* [Problem to solve] Keep the images out and copy every entry below exactly.

********

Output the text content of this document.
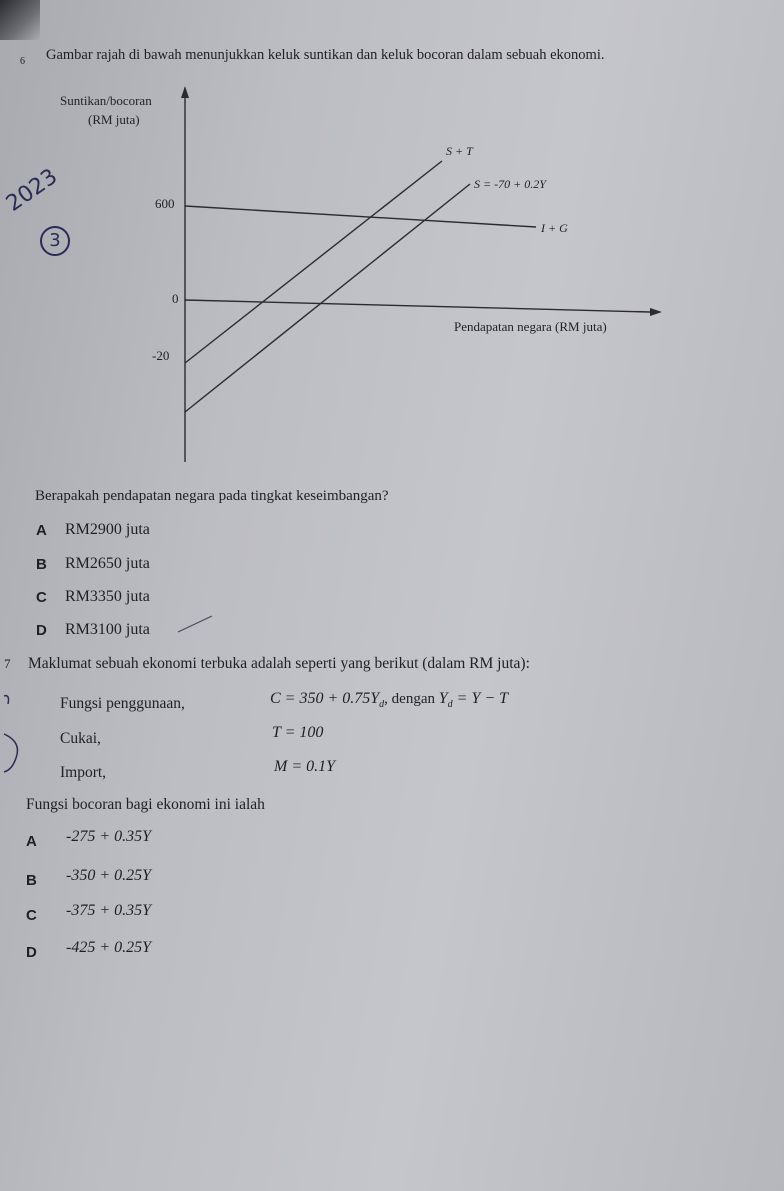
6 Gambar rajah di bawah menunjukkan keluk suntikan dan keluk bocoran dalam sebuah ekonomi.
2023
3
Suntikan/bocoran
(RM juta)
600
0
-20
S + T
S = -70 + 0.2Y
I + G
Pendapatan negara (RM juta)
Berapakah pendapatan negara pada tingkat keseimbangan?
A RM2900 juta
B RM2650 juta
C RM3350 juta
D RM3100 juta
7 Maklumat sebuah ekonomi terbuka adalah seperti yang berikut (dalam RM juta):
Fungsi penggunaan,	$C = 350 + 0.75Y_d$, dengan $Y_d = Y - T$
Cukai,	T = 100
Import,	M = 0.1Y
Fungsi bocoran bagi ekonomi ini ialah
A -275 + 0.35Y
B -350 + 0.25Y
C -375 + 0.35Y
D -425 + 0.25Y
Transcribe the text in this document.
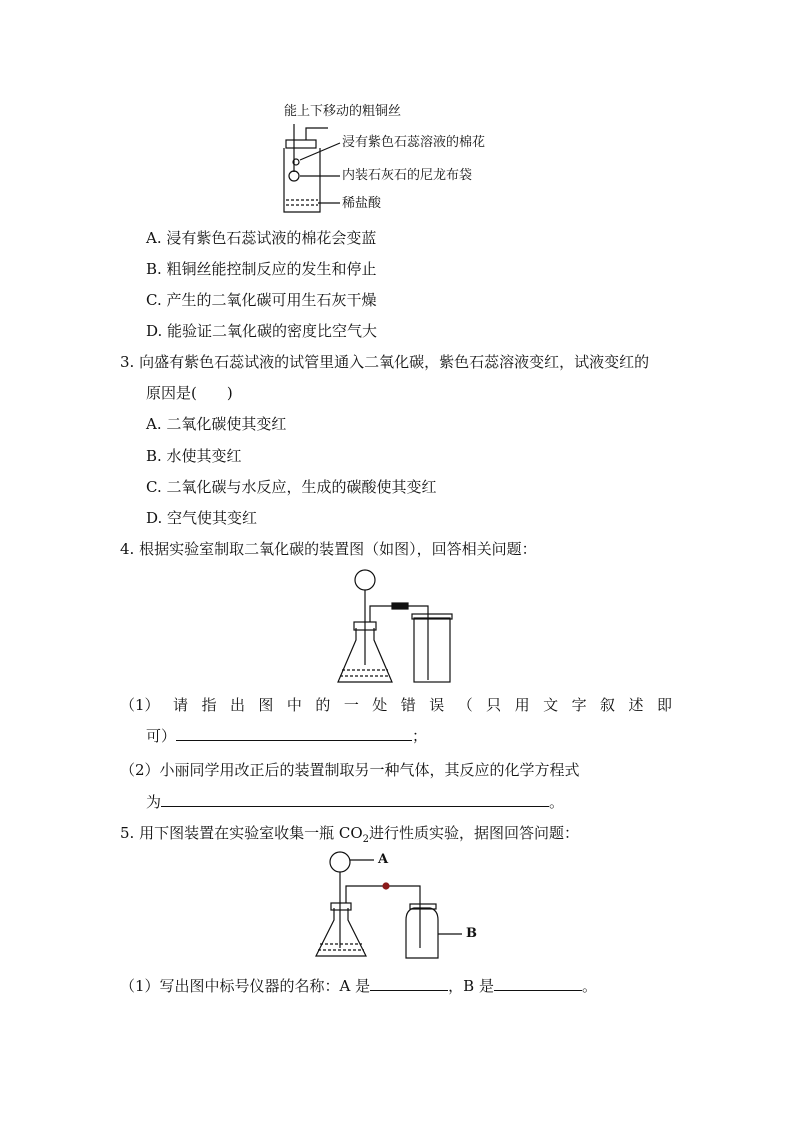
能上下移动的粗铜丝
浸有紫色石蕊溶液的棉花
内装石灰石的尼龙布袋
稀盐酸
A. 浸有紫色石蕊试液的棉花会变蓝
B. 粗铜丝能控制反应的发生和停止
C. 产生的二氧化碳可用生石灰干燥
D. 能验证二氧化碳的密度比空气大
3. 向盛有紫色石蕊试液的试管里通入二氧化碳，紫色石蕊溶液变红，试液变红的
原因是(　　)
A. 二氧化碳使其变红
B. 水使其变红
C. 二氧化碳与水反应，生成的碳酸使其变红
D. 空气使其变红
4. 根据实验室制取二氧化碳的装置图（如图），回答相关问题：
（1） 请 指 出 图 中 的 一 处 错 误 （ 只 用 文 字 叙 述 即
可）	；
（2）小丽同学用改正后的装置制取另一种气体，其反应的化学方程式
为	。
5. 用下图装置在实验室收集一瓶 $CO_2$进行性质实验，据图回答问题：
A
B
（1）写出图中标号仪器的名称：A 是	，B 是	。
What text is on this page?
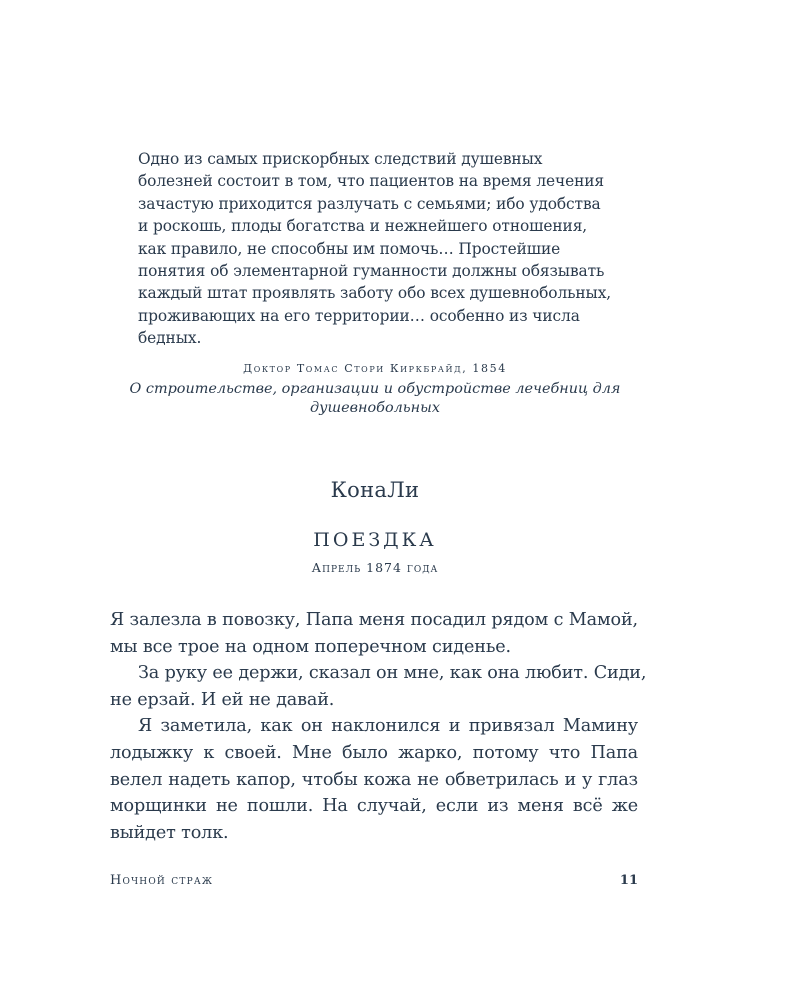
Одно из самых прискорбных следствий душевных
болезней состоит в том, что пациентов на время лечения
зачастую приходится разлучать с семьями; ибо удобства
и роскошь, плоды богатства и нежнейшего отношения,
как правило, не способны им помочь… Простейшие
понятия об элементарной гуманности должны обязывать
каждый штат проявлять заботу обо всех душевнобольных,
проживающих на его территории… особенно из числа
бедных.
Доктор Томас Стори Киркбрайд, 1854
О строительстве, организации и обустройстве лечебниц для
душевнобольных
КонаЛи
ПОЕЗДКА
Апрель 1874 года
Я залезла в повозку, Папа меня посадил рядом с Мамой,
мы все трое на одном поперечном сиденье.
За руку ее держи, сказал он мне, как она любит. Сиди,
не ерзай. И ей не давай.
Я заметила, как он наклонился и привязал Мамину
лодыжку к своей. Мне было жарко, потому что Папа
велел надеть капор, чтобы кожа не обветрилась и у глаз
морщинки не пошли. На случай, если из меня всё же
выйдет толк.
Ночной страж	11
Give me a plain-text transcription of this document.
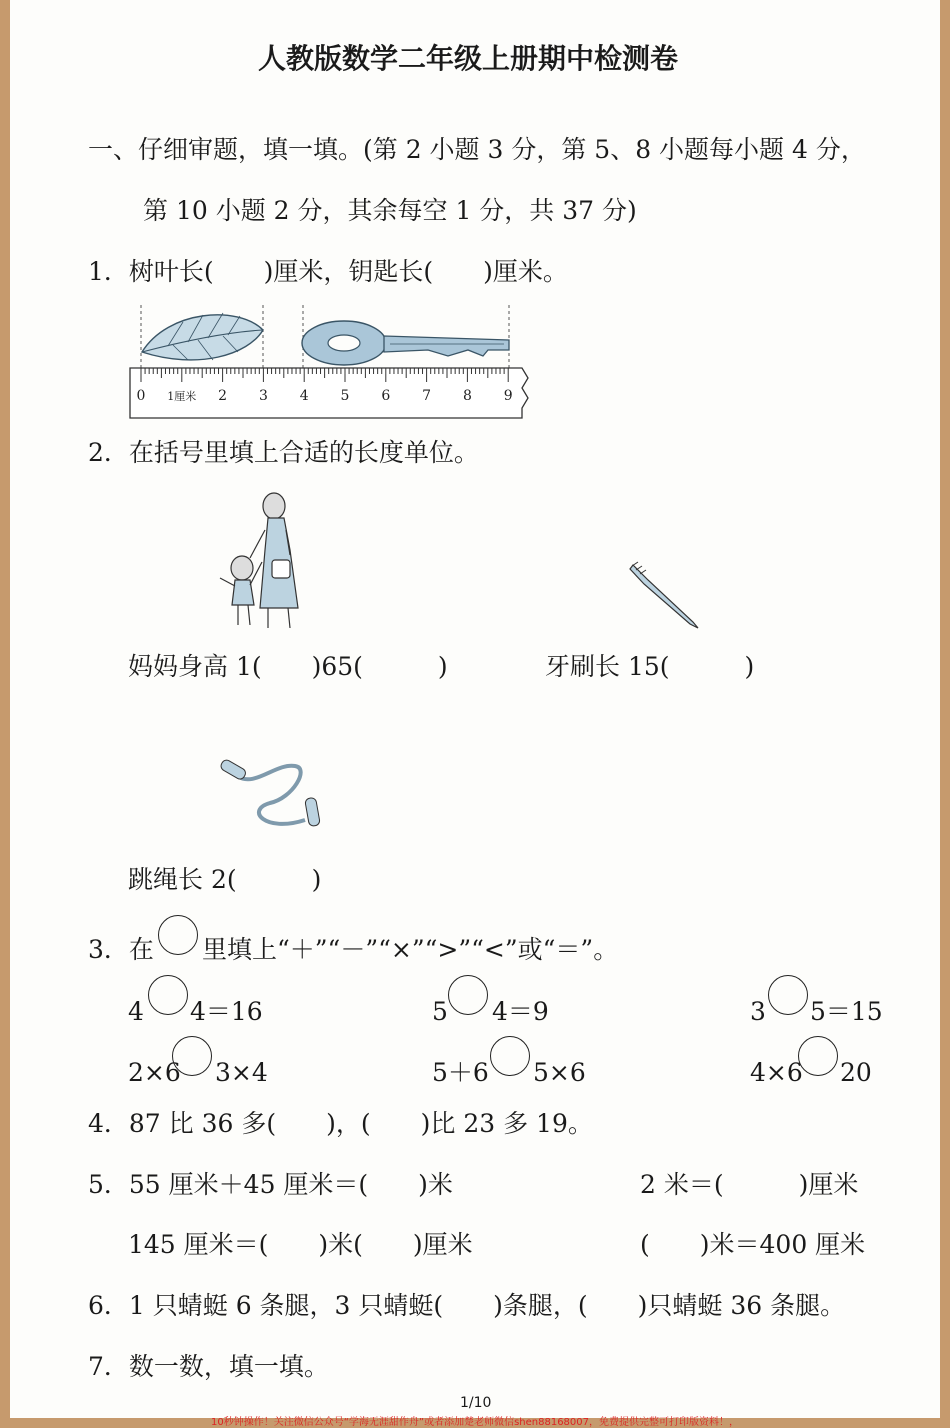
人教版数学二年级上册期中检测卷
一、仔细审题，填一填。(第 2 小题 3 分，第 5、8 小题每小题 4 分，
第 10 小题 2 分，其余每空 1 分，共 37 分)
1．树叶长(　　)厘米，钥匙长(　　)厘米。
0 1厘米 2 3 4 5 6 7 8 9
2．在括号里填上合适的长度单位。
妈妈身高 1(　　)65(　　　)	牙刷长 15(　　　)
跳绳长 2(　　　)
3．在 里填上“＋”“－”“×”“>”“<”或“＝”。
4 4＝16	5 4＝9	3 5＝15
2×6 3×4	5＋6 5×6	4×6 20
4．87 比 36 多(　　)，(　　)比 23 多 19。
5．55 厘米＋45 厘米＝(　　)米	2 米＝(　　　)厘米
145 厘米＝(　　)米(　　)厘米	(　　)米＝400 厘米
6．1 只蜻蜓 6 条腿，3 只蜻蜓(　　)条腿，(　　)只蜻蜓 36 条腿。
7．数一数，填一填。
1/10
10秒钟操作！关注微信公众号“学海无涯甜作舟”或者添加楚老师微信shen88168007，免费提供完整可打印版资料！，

********

* [Solution below]
Output the text content of this document.
6 Gambar rajah di bawah menunjukkan keluk suntikan dan keluk bocoran dalam sebuah ekonomi.
2023
3
Suntikan/bocoran
(RM juta)
600
0
-20
S + T
S = -70 + 0.2Y
I + G
Pendapatan negara (RM juta)
Berapakah pendapatan negara pada tingkat keseimbangan?
A RM2900 juta
B RM2650 juta
C RM3350 juta
D RM3100 juta
7 Maklumat sebuah ekonomi terbuka adalah seperti yang berikut (dalam RM juta):
Fungsi penggunaan,	$C = 350 + 0.75Y_d$, dengan $Y_d = Y - T$
Cukai,	T = 100
Import,	M = 0.1Y
Fungsi bocoran bagi ekonomi ini ialah
A -275 + 0.35Y
B -350 + 0.25Y
C -375 + 0.35Y
D -425 + 0.25Y
Transcribe the text in this document.
能上下移动的粗铜丝
浸有紫色石蕊溶液的棉花
内装石灰石的尼龙布袋
稀盐酸
A. 浸有紫色石蕊试液的棉花会变蓝
B. 粗铜丝能控制反应的发生和停止
C. 产生的二氧化碳可用生石灰干燥
D. 能验证二氧化碳的密度比空气大
3. 向盛有紫色石蕊试液的试管里通入二氧化碳，紫色石蕊溶液变红，试液变红的
原因是(　　)
A. 二氧化碳使其变红
B. 水使其变红
C. 二氧化碳与水反应，生成的碳酸使其变红
D. 空气使其变红
4. 根据实验室制取二氧化碳的装置图（如图），回答相关问题：
（1） 请 指 出 图 中 的 一 处 错 误 （ 只 用 文 字 叙 述 即
可）	；
（2）小丽同学用改正后的装置制取另一种气体，其反应的化学方程式
为	。
5. 用下图装置在实验室收集一瓶 $CO_2$进行性质实验，据图回答问题：
A
B
（1）写出图中标号仪器的名称：A 是	，B 是	。
What text is on this page?
Одно из самых прискорбных следствий душевных
болезней состоит в том, что пациентов на время лечения
зачастую приходится разлучать с семьями; ибо удобства
и роскошь, плоды богатства и нежнейшего отношения,
как правило, не способны им помочь… Простейшие
понятия об элементарной гуманности должны обязывать
каждый штат проявлять заботу обо всех душевнобольных,
проживающих на его территории… особенно из числа
бедных.
Доктор Томас Стори Киркбрайд, 1854
О строительстве, организации и обустройстве лечебниц для
душевнобольных
КонаЛи
ПОЕЗДКА
Апрель 1874 года
Я залезла в повозку, Папа меня посадил рядом с Мамой,
мы все трое на одном поперечном сиденье.
За руку ее держи, сказал он мне, как она любит. Сиди,
не ерзай. И ей не давай.
Я заметила, как он наклонился и привязал Мамину
лодыжку к своей. Мне было жарко, потому что Папа
велел надеть капор, чтобы кожа не обветрилась и у глаз
морщинки не пошли. На случай, если из меня всё же
выйдет толк.
Ночной страж	11
Give me a plain-text transcription of this document.
人教版数学二年级上册期中检测卷
一、仔细审题，填一填。(第 2 小题 3 分，第 5、8 小题每小题 4 分，
第 10 小题 2 分，其余每空 1 分，共 37 分)
1．树叶长(　　)厘米，钥匙长(　　)厘米。
0 1厘米 2 3 4 5 6 7 8 9
2．在括号里填上合适的长度单位。
妈妈身高 1(　　)65(　　　)	牙刷长 15(　　　)
跳绳长 2(　　　)
3．在 里填上“＋”“－”“×”“>”“<”或“＝”。
4 4＝16	5 4＝9	3 5＝15
2×6 3×4	5＋6 5×6	4×6 20
4．87 比 36 多(　　)，(　　)比 23 多 19。
5．55 厘米＋45 厘米＝(　　)米	2 米＝(　　　)厘米
145 厘米＝(　　)米(　　)厘米	(　　)米＝400 厘米
6．1 只蜻蜓 6 条腿，3 只蜻蜓(　　)条腿，(　　)只蜻蜓 36 条腿。
7．数一数，填一填。
1/10
10秒钟操作！关注微信公众号“学海无涯甜作舟”或者添加楚老师微信shen88168007，免费提供完整可打印版资料！，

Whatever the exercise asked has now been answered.